(EXERCISE DESCRIPTION) Identify the lines containing the word "TradingView". Copy each one.

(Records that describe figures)
....................
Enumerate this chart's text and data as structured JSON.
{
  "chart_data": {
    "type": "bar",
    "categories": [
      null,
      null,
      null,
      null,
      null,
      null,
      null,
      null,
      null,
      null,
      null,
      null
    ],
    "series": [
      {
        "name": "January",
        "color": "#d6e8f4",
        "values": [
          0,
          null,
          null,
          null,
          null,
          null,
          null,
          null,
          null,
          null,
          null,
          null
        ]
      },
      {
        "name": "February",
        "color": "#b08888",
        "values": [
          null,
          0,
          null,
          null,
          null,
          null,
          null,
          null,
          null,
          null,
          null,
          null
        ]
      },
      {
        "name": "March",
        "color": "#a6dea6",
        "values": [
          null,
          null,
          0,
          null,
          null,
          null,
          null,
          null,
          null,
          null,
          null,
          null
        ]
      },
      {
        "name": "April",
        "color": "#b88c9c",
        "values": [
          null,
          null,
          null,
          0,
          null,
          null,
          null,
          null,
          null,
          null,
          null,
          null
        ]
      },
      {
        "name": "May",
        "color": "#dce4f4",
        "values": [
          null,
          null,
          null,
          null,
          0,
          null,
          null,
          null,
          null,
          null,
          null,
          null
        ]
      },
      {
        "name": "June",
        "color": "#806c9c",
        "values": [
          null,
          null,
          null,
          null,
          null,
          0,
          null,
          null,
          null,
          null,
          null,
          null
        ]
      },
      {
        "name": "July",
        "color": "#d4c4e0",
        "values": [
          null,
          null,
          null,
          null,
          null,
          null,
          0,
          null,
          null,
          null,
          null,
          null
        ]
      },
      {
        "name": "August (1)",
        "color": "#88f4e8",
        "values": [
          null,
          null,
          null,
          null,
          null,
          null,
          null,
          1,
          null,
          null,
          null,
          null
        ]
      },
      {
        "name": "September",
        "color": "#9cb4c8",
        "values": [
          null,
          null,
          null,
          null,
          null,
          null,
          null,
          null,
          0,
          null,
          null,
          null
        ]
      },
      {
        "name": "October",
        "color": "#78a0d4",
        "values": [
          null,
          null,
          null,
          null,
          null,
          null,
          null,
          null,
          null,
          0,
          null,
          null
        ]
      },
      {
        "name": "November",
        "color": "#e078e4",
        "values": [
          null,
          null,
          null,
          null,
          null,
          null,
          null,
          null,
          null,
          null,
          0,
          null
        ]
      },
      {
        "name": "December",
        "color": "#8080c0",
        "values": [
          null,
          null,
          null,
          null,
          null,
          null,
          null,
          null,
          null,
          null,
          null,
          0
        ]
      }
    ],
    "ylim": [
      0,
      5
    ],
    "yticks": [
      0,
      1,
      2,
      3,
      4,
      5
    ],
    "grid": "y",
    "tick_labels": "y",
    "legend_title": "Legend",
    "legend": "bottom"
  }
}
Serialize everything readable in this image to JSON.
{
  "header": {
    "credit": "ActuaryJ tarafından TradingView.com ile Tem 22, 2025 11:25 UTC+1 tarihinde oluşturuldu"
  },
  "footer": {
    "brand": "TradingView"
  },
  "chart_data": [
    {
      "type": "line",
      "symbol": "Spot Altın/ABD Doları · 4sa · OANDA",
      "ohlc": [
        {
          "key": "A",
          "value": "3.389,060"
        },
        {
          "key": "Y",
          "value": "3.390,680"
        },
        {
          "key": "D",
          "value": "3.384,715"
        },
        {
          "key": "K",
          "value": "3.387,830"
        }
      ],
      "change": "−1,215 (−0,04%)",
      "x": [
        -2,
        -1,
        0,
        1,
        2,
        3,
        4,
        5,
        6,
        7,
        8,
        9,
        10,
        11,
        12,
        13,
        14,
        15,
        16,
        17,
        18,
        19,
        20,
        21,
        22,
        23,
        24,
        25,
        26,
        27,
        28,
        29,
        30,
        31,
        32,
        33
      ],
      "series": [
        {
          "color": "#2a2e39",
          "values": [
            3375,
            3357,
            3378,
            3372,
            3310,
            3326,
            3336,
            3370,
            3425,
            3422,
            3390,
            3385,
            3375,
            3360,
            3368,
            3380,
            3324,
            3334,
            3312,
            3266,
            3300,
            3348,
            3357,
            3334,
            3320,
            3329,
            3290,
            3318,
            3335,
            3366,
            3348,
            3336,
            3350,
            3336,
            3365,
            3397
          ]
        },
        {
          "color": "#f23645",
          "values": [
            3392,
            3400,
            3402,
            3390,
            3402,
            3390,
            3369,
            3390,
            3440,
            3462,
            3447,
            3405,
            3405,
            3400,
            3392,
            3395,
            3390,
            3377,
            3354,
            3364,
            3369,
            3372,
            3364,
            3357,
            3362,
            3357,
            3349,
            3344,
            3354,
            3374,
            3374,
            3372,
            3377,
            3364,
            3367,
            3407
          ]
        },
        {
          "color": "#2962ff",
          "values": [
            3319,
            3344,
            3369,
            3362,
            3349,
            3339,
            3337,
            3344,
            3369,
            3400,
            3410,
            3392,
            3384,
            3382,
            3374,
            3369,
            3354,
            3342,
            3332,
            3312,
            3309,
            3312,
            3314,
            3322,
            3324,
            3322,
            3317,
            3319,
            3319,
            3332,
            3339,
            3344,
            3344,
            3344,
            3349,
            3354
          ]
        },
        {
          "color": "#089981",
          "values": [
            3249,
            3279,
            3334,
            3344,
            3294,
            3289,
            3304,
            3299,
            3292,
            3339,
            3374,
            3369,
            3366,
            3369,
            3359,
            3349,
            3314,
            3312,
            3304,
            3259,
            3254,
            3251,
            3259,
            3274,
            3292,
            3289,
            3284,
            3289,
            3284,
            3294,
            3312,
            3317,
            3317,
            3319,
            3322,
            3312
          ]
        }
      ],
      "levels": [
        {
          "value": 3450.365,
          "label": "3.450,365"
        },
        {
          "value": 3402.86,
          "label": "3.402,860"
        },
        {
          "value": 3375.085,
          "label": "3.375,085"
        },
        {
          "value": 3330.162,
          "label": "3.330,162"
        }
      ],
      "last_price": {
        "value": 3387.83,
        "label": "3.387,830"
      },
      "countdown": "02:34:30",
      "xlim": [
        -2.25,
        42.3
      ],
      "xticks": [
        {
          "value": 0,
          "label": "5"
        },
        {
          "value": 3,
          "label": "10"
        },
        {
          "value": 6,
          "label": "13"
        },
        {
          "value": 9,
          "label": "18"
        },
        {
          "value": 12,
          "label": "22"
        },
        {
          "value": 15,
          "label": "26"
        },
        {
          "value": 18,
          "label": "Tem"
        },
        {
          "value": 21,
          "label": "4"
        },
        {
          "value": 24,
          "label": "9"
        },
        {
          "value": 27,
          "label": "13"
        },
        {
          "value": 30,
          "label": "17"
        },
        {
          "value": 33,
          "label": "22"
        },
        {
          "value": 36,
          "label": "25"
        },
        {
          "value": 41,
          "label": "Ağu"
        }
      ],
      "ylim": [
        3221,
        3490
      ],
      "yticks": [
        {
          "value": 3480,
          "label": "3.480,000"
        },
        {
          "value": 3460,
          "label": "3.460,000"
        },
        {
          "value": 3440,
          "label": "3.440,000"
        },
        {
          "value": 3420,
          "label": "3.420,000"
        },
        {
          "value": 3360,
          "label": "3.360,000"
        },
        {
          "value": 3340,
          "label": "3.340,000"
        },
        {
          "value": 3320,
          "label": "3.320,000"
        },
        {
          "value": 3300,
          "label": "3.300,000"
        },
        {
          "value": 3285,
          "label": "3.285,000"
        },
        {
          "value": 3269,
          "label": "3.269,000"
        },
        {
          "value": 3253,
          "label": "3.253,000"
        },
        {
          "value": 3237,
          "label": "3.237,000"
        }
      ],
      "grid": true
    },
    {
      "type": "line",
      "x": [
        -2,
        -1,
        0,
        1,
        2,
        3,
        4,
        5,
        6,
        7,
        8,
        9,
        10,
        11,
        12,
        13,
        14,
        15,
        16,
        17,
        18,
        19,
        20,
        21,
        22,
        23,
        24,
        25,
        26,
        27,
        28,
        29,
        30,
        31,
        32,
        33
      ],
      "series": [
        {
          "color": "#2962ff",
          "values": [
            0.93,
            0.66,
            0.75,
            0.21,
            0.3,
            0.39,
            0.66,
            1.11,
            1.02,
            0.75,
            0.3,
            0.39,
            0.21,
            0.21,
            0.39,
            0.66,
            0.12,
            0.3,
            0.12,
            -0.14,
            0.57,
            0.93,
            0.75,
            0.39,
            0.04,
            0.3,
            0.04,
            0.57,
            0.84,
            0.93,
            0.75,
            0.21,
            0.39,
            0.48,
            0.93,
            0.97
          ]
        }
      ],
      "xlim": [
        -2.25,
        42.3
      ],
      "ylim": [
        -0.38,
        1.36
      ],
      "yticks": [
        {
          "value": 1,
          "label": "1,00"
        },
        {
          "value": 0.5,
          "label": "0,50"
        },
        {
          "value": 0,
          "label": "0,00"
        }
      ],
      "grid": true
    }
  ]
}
....................
(SOLUTION TO THIS TASK)
    "credit": "ActuaryJ tarafından TradingView.com ile Tem 22, 2025 11:25 UTC+1 tarihinde oluşturuldu"
    "brand": "TradingView"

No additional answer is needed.